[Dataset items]
**********

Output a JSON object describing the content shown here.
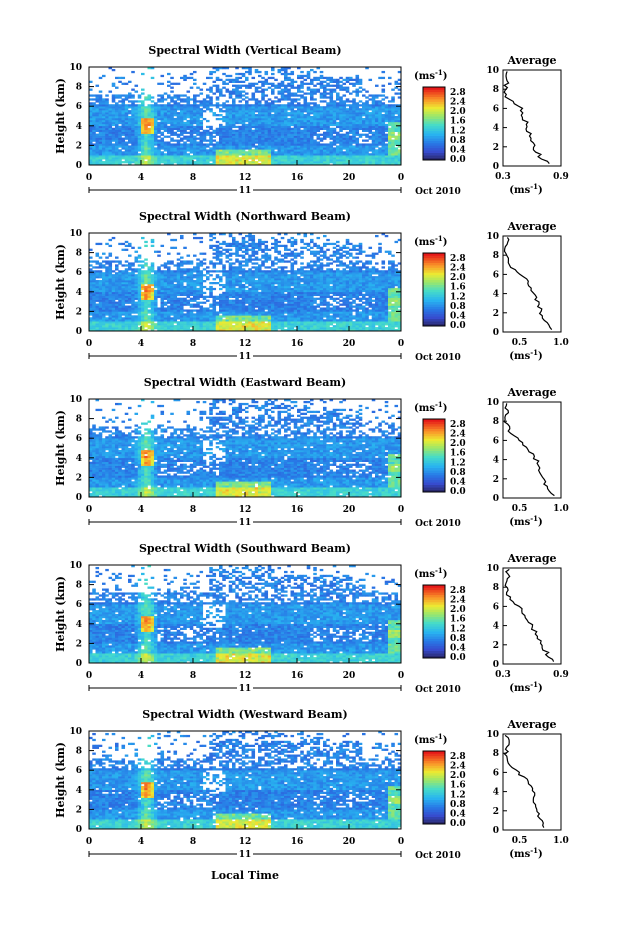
{
  "x_label": "Local Time",
  "height_label": "Height (km)",
  "date_label": "Oct 2010",
  "day_label": "11",
  "average_title": "Average",
  "unit_label": "(ms",
  "unit_exp": "-1",
  "colorbar_ticks": [
    "0.0",
    "0.4",
    "0.8",
    "1.2",
    "1.6",
    "2.0",
    "2.4",
    "2.8"
  ],
  "chart_data": [
    {
      "type": "heatmap",
      "title": "Spectral Width (Vertical Beam)",
      "ylabel": "Height (km)",
      "xlabel": "Local Time",
      "x_ticks": [
        "0",
        "4",
        "8",
        "12",
        "16",
        "20",
        "0"
      ],
      "y_ticks": [
        "0",
        "2",
        "4",
        "6",
        "8",
        "10"
      ],
      "xlim": [
        0,
        24
      ],
      "ylim": [
        0,
        10
      ],
      "colorbar": {
        "label": "(ms-1)",
        "range": [
          0.0,
          2.8
        ]
      },
      "average_profile": {
        "title": "Average",
        "xlabel": "(ms-1)",
        "x_ticks": [
          "0.3",
          "0.9"
        ],
        "xlim": [
          0.3,
          0.9
        ],
        "heights": [
          0.3,
          1,
          2,
          3,
          4,
          5,
          6,
          7,
          8,
          9,
          9.8
        ],
        "values": [
          0.78,
          0.68,
          0.62,
          0.6,
          0.55,
          0.52,
          0.48,
          0.35,
          0.33,
          0.34,
          0.36
        ]
      }
    },
    {
      "type": "heatmap",
      "title": "Spectral Width (Northward Beam)",
      "ylabel": "Height (km)",
      "xlabel": "Local Time",
      "x_ticks": [
        "0",
        "4",
        "8",
        "12",
        "16",
        "20",
        "0"
      ],
      "y_ticks": [
        "0",
        "2",
        "4",
        "6",
        "8",
        "10"
      ],
      "xlim": [
        0,
        24
      ],
      "ylim": [
        0,
        10
      ],
      "colorbar": {
        "label": "(ms-1)",
        "range": [
          0.0,
          2.8
        ]
      },
      "average_profile": {
        "title": "Average",
        "xlabel": "(ms-1)",
        "x_ticks": [
          "0.5",
          "1.0"
        ],
        "xlim": [
          0.3,
          1.0
        ],
        "heights": [
          0.3,
          1,
          2,
          3,
          4,
          5,
          6,
          7,
          8,
          9,
          9.8
        ],
        "values": [
          0.88,
          0.82,
          0.76,
          0.72,
          0.68,
          0.62,
          0.52,
          0.38,
          0.33,
          0.35,
          0.36
        ]
      }
    },
    {
      "type": "heatmap",
      "title": "Spectral Width (Eastward Beam)",
      "ylabel": "Height (km)",
      "xlabel": "Local Time",
      "x_ticks": [
        "0",
        "4",
        "8",
        "12",
        "16",
        "20",
        "0"
      ],
      "y_ticks": [
        "0",
        "2",
        "4",
        "6",
        "8",
        "10"
      ],
      "xlim": [
        0,
        24
      ],
      "ylim": [
        0,
        10
      ],
      "colorbar": {
        "label": "(ms-1)",
        "range": [
          0.0,
          2.8
        ]
      },
      "average_profile": {
        "title": "Average",
        "xlabel": "(ms-1)",
        "x_ticks": [
          "0.5",
          "1.0"
        ],
        "xlim": [
          0.3,
          1.0
        ],
        "heights": [
          0.3,
          1,
          2,
          3,
          4,
          5,
          6,
          7,
          8,
          9,
          9.8
        ],
        "values": [
          0.9,
          0.84,
          0.78,
          0.74,
          0.7,
          0.62,
          0.5,
          0.38,
          0.33,
          0.36,
          0.34
        ]
      }
    },
    {
      "type": "heatmap",
      "title": "Spectral Width (Southward Beam)",
      "ylabel": "Height (km)",
      "xlabel": "Local Time",
      "x_ticks": [
        "0",
        "4",
        "8",
        "12",
        "16",
        "20",
        "0"
      ],
      "y_ticks": [
        "0",
        "2",
        "4",
        "6",
        "8",
        "10"
      ],
      "xlim": [
        0,
        24
      ],
      "ylim": [
        0,
        10
      ],
      "colorbar": {
        "label": "(ms-1)",
        "range": [
          0.0,
          2.8
        ]
      },
      "average_profile": {
        "title": "Average",
        "xlabel": "(ms-1)",
        "x_ticks": [
          "0.3",
          "0.9"
        ],
        "xlim": [
          0.3,
          0.9
        ],
        "heights": [
          0.3,
          1,
          2,
          3,
          4,
          5,
          6,
          7,
          8,
          9,
          9.8
        ],
        "values": [
          0.84,
          0.76,
          0.7,
          0.64,
          0.6,
          0.54,
          0.46,
          0.36,
          0.34,
          0.36,
          0.35
        ]
      }
    },
    {
      "type": "heatmap",
      "title": "Spectral Width (Westward Beam)",
      "ylabel": "Height (km)",
      "xlabel": "Local Time",
      "x_ticks": [
        "0",
        "4",
        "8",
        "12",
        "16",
        "20",
        "0"
      ],
      "y_ticks": [
        "0",
        "2",
        "4",
        "6",
        "8",
        "10"
      ],
      "xlim": [
        0,
        24
      ],
      "ylim": [
        0,
        10
      ],
      "colorbar": {
        "label": "(ms-1)",
        "range": [
          0.0,
          2.8
        ]
      },
      "average_profile": {
        "title": "Average",
        "xlabel": "(ms-1)",
        "x_ticks": [
          "0.5",
          "1.0"
        ],
        "xlim": [
          0.3,
          1.0
        ],
        "heights": [
          0.3,
          1,
          2,
          3,
          4,
          5,
          6,
          7,
          8,
          9,
          9.8
        ],
        "values": [
          0.8,
          0.76,
          0.72,
          0.68,
          0.66,
          0.62,
          0.48,
          0.36,
          0.34,
          0.36,
          0.35
        ]
      }
    }
  ]
}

**********

[Short problem] List every line from the entries above in which "Spectral" appears.

[Reply]
      "title": "Spectral Width (Vertical Beam)",
      "title": "Spectral Width (Northward Beam)",
      "title": "Spectral Width (Eastward Beam)",
      "title": "Spectral Width (Southward Beam)",
      "title": "Spectral Width (Westward Beam)",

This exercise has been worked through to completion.